Figure contents as structured data:
------------
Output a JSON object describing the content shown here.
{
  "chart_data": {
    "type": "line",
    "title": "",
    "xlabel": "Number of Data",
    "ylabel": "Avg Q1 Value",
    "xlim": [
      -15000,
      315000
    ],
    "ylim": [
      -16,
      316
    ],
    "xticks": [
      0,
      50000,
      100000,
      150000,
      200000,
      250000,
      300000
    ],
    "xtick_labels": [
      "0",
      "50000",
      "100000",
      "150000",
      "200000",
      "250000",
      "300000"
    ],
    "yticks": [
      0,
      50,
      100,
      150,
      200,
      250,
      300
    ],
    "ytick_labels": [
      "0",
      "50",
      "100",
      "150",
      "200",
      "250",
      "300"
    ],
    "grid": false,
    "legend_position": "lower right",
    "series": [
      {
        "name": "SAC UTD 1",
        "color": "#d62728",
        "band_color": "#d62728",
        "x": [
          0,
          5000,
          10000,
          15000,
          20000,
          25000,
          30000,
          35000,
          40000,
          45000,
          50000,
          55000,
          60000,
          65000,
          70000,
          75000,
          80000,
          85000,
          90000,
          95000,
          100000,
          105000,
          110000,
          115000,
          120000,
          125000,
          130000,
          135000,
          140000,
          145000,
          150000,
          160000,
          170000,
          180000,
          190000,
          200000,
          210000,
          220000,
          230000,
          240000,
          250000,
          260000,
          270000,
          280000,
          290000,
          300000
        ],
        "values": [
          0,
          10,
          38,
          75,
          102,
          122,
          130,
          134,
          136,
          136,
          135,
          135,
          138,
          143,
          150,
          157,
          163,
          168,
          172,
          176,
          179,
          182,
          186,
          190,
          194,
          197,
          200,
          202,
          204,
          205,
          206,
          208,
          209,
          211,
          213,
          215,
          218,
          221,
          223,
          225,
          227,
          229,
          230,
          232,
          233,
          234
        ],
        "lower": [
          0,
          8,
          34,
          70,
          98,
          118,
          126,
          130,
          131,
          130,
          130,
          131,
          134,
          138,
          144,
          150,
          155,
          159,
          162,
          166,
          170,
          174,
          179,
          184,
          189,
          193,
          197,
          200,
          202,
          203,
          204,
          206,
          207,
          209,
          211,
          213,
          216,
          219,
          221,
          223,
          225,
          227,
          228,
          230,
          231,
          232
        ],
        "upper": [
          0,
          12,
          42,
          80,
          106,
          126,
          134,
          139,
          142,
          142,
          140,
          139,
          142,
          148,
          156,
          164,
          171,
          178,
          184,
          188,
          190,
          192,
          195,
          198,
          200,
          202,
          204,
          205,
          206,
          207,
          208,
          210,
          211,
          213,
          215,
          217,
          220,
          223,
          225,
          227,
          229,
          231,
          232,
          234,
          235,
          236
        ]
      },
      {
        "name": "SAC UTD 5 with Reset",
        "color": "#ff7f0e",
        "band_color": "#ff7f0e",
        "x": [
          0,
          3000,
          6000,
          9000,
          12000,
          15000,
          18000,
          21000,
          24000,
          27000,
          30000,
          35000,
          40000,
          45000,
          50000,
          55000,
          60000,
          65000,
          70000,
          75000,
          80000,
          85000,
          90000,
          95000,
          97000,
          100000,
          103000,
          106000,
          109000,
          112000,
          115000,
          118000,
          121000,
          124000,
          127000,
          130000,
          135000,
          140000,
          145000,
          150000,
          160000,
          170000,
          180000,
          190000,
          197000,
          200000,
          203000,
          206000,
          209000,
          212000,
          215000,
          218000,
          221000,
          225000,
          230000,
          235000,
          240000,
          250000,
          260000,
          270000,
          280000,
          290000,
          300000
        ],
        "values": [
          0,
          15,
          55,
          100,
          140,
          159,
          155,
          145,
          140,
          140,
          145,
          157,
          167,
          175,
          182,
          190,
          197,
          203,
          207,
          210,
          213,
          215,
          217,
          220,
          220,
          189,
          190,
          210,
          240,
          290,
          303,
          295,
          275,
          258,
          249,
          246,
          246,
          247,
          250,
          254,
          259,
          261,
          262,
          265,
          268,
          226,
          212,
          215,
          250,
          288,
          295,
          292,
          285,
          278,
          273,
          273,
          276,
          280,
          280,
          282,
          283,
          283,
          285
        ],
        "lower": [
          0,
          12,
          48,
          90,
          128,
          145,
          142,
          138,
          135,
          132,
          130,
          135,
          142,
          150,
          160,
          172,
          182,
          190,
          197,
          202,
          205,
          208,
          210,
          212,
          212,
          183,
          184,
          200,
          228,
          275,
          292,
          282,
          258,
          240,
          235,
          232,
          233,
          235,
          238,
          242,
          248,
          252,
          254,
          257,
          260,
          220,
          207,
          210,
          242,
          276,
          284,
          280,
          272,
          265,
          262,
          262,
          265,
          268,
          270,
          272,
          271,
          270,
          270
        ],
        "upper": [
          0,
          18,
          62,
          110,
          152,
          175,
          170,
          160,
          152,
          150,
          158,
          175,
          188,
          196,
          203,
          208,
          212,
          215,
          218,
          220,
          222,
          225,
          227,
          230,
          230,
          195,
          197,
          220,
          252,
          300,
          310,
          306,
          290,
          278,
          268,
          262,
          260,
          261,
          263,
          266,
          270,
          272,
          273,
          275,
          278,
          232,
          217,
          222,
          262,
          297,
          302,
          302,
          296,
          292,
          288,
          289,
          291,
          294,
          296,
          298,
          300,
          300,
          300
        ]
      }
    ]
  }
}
------------
• Challenge: Write out the data again, exactly and in full.

• Output for this task:
Output a JSON object describing the content shown here.
{
  "chart_data": {
    "type": "line",
    "title": "",
    "xlabel": "Number of Data",
    "ylabel": "Avg Q1 Value",
    "xlim": [
      -15000,
      315000
    ],
    "ylim": [
      -16,
      316
    ],
    "xticks": [
      0,
      50000,
      100000,
      150000,
      200000,
      250000,
      300000
    ],
    "xtick_labels": [
      "0",
      "50000",
      "100000",
      "150000",
      "200000",
      "250000",
      "300000"
    ],
    "yticks": [
      0,
      50,
      100,
      150,
      200,
      250,
      300
    ],
    "ytick_labels": [
      "0",
      "50",
      "100",
      "150",
      "200",
      "250",
      "300"
    ],
    "grid": false,
    "legend_position": "lower right",
    "series": [
      {
        "name": "SAC UTD 1",
        "color": "#d62728",
        "band_color": "#d62728",
        "x": [
          0,
          5000,
          10000,
          15000,
          20000,
          25000,
          30000,
          35000,
          40000,
          45000,
          50000,
          55000,
          60000,
          65000,
          70000,
          75000,
          80000,
          85000,
          90000,
          95000,
          100000,
          105000,
          110000,
          115000,
          120000,
          125000,
          130000,
          135000,
          140000,
          145000,
          150000,
          160000,
          170000,
          180000,
          190000,
          200000,
          210000,
          220000,
          230000,
          240000,
          250000,
          260000,
          270000,
          280000,
          290000,
          300000
        ],
        "values": [
          0,
          10,
          38,
          75,
          102,
          122,
          130,
          134,
          136,
          136,
          135,
          135,
          138,
          143,
          150,
          157,
          163,
          168,
          172,
          176,
          179,
          182,
          186,
          190,
          194,
          197,
          200,
          202,
          204,
          205,
          206,
          208,
          209,
          211,
          213,
          215,
          218,
          221,
          223,
          225,
          227,
          229,
          230,
          232,
          233,
          234
        ],
        "lower": [
          0,
          8,
          34,
          70,
          98,
          118,
          126,
          130,
          131,
          130,
          130,
          131,
          134,
          138,
          144,
          150,
          155,
          159,
          162,
          166,
          170,
          174,
          179,
          184,
          189,
          193,
          197,
          200,
          202,
          203,
          204,
          206,
          207,
          209,
          211,
          213,
          216,
          219,
          221,
          223,
          225,
          227,
          228,
          230,
          231,
          232
        ],
        "upper": [
          0,
          12,
          42,
          80,
          106,
          126,
          134,
          139,
          142,
          142,
          140,
          139,
          142,
          148,
          156,
          164,
          171,
          178,
          184,
          188,
          190,
          192,
          195,
          198,
          200,
          202,
          204,
          205,
          206,
          207,
          208,
          210,
          211,
          213,
          215,
          217,
          220,
          223,
          225,
          227,
          229,
          231,
          232,
          234,
          235,
          236
        ]
      },
      {
        "name": "SAC UTD 5 with Reset",
        "color": "#ff7f0e",
        "band_color": "#ff7f0e",
        "x": [
          0,
          3000,
          6000,
          9000,
          12000,
          15000,
          18000,
          21000,
          24000,
          27000,
          30000,
          35000,
          40000,
          45000,
          50000,
          55000,
          60000,
          65000,
          70000,
          75000,
          80000,
          85000,
          90000,
          95000,
          97000,
          100000,
          103000,
          106000,
          109000,
          112000,
          115000,
          118000,
          121000,
          124000,
          127000,
          130000,
          135000,
          140000,
          145000,
          150000,
          160000,
          170000,
          180000,
          190000,
          197000,
          200000,
          203000,
          206000,
          209000,
          212000,
          215000,
          218000,
          221000,
          225000,
          230000,
          235000,
          240000,
          250000,
          260000,
          270000,
          280000,
          290000,
          300000
        ],
        "values": [
          0,
          15,
          55,
          100,
          140,
          159,
          155,
          145,
          140,
          140,
          145,
          157,
          167,
          175,
          182,
          190,
          197,
          203,
          207,
          210,
          213,
          215,
          217,
          220,
          220,
          189,
          190,
          210,
          240,
          290,
          303,
          295,
          275,
          258,
          249,
          246,
          246,
          247,
          250,
          254,
          259,
          261,
          262,
          265,
          268,
          226,
          212,
          215,
          250,
          288,
          295,
          292,
          285,
          278,
          273,
          273,
          276,
          280,
          280,
          282,
          283,
          283,
          285
        ],
        "lower": [
          0,
          12,
          48,
          90,
          128,
          145,
          142,
          138,
          135,
          132,
          130,
          135,
          142,
          150,
          160,
          172,
          182,
          190,
          197,
          202,
          205,
          208,
          210,
          212,
          212,
          183,
          184,
          200,
          228,
          275,
          292,
          282,
          258,
          240,
          235,
          232,
          233,
          235,
          238,
          242,
          248,
          252,
          254,
          257,
          260,
          220,
          207,
          210,
          242,
          276,
          284,
          280,
          272,
          265,
          262,
          262,
          265,
          268,
          270,
          272,
          271,
          270,
          270
        ],
        "upper": [
          0,
          18,
          62,
          110,
          152,
          175,
          170,
          160,
          152,
          150,
          158,
          175,
          188,
          196,
          203,
          208,
          212,
          215,
          218,
          220,
          222,
          225,
          227,
          230,
          230,
          195,
          197,
          220,
          252,
          300,
          310,
          306,
          290,
          278,
          268,
          262,
          260,
          261,
          263,
          266,
          270,
          272,
          273,
          275,
          278,
          232,
          217,
          222,
          262,
          297,
          302,
          302,
          296,
          292,
          288,
          289,
          291,
          294,
          296,
          298,
          300,
          300,
          300
        ]
      }
    ]
  }
}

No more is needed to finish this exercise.